> **WHAT YOU HAVE TO DO**: In the data, extract each line that holds the string "φωτὸς".

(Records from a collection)
┌────────

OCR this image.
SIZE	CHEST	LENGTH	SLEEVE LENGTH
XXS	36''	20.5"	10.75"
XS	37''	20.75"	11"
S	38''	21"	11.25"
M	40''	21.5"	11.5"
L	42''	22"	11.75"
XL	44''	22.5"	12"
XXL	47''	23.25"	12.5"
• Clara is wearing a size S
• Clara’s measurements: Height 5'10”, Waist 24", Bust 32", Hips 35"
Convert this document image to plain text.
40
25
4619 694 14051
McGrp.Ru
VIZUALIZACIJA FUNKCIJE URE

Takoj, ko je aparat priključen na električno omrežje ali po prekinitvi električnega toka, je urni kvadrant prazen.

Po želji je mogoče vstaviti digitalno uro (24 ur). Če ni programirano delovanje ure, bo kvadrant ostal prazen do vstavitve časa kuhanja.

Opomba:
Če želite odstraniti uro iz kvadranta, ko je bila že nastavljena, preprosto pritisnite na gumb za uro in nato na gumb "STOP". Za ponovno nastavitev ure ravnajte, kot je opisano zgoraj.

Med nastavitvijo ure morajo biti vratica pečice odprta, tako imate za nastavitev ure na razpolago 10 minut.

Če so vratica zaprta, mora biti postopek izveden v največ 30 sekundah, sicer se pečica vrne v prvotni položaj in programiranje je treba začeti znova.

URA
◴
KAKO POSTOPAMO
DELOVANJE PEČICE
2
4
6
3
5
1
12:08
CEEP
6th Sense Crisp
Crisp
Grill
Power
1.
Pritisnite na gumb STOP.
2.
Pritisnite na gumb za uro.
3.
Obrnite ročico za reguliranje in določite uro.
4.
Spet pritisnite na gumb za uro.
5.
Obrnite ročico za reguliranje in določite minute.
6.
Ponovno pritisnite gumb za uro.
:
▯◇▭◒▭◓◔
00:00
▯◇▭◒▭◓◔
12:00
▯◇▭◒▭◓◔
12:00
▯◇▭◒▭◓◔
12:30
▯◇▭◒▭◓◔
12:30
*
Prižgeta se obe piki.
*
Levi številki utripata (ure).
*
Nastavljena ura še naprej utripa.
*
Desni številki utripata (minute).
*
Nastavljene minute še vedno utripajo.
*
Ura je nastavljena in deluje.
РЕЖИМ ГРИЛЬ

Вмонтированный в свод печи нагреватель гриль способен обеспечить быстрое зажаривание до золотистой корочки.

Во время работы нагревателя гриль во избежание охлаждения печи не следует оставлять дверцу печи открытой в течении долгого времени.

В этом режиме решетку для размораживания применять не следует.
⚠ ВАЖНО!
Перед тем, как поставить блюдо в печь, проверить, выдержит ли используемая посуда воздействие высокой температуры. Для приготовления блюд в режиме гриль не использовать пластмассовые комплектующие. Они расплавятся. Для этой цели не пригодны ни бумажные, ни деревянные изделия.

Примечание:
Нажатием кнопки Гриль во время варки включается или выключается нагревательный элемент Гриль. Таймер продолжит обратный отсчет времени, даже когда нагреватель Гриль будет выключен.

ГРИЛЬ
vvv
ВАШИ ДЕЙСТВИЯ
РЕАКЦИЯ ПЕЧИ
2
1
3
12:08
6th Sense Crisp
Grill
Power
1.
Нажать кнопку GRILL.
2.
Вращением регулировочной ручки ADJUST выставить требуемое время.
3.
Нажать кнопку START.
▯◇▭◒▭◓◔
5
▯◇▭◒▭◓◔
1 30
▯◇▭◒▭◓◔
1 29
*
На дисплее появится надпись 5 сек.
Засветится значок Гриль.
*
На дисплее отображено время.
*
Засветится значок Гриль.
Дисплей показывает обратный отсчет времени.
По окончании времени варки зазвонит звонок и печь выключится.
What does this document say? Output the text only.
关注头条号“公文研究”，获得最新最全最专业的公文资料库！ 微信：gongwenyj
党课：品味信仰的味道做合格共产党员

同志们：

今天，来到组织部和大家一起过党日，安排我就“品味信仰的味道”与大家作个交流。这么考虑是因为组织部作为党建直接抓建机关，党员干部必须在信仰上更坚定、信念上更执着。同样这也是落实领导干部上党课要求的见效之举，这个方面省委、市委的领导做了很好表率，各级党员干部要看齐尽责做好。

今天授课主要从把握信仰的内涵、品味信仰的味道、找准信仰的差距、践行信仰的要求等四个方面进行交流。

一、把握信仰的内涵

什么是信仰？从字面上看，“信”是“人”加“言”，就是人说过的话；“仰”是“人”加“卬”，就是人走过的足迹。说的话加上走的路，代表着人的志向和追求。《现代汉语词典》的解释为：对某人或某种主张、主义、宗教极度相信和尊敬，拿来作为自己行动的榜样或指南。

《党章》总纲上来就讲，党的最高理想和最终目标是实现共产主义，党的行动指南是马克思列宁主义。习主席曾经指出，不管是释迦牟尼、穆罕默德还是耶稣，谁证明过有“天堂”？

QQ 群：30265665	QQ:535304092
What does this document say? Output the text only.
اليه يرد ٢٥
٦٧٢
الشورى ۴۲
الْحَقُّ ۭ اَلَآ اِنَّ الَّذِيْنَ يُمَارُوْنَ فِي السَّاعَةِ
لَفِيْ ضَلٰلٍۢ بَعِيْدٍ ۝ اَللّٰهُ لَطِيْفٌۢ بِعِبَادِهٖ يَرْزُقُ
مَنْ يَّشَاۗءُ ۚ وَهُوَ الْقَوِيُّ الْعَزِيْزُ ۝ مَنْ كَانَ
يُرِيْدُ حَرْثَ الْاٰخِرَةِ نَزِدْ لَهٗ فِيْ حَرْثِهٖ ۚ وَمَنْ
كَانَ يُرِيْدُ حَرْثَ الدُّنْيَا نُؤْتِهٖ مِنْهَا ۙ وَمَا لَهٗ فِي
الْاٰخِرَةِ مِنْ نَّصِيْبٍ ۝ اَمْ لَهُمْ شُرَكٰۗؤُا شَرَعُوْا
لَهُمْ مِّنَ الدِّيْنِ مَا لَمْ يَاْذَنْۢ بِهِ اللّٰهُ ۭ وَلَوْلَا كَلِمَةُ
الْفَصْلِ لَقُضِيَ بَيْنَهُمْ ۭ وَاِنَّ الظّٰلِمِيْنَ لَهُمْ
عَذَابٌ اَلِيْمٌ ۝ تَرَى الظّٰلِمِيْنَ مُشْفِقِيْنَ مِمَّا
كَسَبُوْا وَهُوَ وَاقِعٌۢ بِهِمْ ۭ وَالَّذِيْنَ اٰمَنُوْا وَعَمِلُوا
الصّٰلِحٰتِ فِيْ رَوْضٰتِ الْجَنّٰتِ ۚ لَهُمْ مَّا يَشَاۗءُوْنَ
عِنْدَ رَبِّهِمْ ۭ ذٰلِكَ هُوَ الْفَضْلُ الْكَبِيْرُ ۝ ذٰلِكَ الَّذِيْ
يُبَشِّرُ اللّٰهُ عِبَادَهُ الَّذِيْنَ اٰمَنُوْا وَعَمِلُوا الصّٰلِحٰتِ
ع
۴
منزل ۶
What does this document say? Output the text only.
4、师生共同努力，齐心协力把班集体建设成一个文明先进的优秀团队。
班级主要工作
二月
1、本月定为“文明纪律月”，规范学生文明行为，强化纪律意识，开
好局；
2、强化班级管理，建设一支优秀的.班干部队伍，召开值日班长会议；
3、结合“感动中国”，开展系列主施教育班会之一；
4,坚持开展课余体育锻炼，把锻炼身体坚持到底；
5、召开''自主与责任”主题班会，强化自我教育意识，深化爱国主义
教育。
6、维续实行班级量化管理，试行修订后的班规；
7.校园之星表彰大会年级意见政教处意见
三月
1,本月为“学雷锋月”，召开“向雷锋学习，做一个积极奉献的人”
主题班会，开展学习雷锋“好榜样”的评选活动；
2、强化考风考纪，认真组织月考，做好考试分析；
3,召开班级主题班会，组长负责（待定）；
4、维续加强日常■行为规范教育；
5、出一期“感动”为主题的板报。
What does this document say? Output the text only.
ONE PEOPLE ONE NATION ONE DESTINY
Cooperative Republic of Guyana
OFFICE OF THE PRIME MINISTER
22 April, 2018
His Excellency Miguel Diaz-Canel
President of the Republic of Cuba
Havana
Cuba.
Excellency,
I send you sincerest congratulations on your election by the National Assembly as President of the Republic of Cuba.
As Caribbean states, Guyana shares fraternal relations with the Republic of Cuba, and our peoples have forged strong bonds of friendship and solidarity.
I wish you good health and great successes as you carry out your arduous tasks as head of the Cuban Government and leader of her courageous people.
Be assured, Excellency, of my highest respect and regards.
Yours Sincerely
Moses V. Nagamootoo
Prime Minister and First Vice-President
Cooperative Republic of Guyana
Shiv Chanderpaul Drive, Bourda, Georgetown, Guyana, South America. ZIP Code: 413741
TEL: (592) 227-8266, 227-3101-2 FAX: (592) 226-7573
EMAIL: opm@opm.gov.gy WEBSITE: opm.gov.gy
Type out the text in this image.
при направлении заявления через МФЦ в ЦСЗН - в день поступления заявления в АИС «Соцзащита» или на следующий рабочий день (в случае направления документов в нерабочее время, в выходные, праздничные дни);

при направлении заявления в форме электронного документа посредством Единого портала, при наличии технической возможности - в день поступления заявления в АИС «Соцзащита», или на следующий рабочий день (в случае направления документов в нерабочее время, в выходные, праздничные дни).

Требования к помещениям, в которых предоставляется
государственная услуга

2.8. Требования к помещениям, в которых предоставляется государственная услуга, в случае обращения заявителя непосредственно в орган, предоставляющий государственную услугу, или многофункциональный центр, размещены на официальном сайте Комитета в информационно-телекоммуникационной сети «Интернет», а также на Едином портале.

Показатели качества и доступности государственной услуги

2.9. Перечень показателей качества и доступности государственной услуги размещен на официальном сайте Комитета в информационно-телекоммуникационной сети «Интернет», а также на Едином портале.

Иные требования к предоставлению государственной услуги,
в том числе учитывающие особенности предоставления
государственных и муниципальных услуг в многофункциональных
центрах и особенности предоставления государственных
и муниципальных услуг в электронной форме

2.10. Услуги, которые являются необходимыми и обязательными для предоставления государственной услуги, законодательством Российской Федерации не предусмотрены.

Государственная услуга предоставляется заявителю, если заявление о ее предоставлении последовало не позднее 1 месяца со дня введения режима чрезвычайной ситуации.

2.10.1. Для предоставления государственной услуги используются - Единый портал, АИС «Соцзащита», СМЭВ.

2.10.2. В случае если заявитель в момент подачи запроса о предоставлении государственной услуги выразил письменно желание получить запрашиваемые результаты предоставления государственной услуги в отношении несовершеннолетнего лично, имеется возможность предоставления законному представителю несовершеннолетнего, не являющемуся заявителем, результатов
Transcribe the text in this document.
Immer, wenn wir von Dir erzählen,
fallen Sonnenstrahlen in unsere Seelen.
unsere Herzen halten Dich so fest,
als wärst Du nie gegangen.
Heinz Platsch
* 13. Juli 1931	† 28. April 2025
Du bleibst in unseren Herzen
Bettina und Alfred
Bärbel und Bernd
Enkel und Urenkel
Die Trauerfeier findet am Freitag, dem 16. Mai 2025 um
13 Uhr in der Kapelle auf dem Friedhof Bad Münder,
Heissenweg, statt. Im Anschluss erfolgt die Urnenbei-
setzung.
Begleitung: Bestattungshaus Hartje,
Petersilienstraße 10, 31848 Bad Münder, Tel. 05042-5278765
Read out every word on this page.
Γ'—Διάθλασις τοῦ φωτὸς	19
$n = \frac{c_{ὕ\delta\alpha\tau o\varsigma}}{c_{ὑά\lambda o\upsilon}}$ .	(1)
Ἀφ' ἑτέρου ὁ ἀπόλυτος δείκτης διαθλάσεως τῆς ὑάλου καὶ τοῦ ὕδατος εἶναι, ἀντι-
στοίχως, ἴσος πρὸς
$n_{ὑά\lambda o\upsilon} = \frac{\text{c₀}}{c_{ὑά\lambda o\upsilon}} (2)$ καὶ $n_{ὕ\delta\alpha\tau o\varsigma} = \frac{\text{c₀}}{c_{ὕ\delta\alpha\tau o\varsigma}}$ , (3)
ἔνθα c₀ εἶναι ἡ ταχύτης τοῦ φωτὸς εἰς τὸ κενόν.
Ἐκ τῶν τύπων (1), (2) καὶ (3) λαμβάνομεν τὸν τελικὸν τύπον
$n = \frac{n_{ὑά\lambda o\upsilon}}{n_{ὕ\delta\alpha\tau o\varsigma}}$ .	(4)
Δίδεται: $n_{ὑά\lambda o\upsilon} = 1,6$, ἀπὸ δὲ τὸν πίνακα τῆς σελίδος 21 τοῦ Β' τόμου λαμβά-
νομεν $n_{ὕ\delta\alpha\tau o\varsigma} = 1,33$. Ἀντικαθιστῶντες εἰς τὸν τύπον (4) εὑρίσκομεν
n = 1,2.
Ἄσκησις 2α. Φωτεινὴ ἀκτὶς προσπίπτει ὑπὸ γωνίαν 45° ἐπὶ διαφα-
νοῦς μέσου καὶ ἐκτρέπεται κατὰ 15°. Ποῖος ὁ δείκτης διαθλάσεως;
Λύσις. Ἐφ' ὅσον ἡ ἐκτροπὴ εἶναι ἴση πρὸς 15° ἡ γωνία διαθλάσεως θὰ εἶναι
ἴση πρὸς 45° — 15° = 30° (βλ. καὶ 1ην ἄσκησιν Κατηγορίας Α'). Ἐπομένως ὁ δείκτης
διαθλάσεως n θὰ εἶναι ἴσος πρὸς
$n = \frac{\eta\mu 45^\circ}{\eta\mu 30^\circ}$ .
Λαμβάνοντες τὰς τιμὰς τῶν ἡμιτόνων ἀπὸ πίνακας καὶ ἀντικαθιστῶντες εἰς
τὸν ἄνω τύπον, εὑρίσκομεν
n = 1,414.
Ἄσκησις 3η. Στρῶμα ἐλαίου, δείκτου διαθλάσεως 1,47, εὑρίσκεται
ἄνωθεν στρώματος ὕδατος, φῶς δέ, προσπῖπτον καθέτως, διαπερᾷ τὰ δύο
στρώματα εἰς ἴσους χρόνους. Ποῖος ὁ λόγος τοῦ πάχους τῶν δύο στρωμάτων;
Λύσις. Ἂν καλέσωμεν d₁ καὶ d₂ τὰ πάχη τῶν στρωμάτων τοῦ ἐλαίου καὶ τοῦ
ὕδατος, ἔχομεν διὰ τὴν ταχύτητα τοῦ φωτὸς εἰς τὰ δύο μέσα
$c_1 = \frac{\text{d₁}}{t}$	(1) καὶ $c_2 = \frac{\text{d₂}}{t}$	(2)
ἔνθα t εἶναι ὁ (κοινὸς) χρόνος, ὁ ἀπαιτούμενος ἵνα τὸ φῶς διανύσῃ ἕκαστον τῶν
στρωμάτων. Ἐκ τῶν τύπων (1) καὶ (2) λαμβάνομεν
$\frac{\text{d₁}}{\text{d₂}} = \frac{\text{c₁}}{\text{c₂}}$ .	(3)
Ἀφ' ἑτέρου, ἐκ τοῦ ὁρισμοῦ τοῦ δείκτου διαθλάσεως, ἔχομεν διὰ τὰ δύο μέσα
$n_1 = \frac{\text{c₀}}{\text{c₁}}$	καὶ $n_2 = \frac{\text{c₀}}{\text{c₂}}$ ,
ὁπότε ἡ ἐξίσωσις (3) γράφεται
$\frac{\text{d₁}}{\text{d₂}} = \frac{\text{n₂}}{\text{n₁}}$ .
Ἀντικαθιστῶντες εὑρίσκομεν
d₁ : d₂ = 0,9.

└────────

> **TASK SOLUTION**:
Γ'—Διάθλασις τοῦ φωτὸς	19
ἔνθα c₀ εἶναι ἡ ταχύτης τοῦ φωτὸς εἰς τὸ κενόν.
ὕδατος, ἔχομεν διὰ τὴν ταχύτητα τοῦ φωτὸς εἰς τὰ δύο μέσα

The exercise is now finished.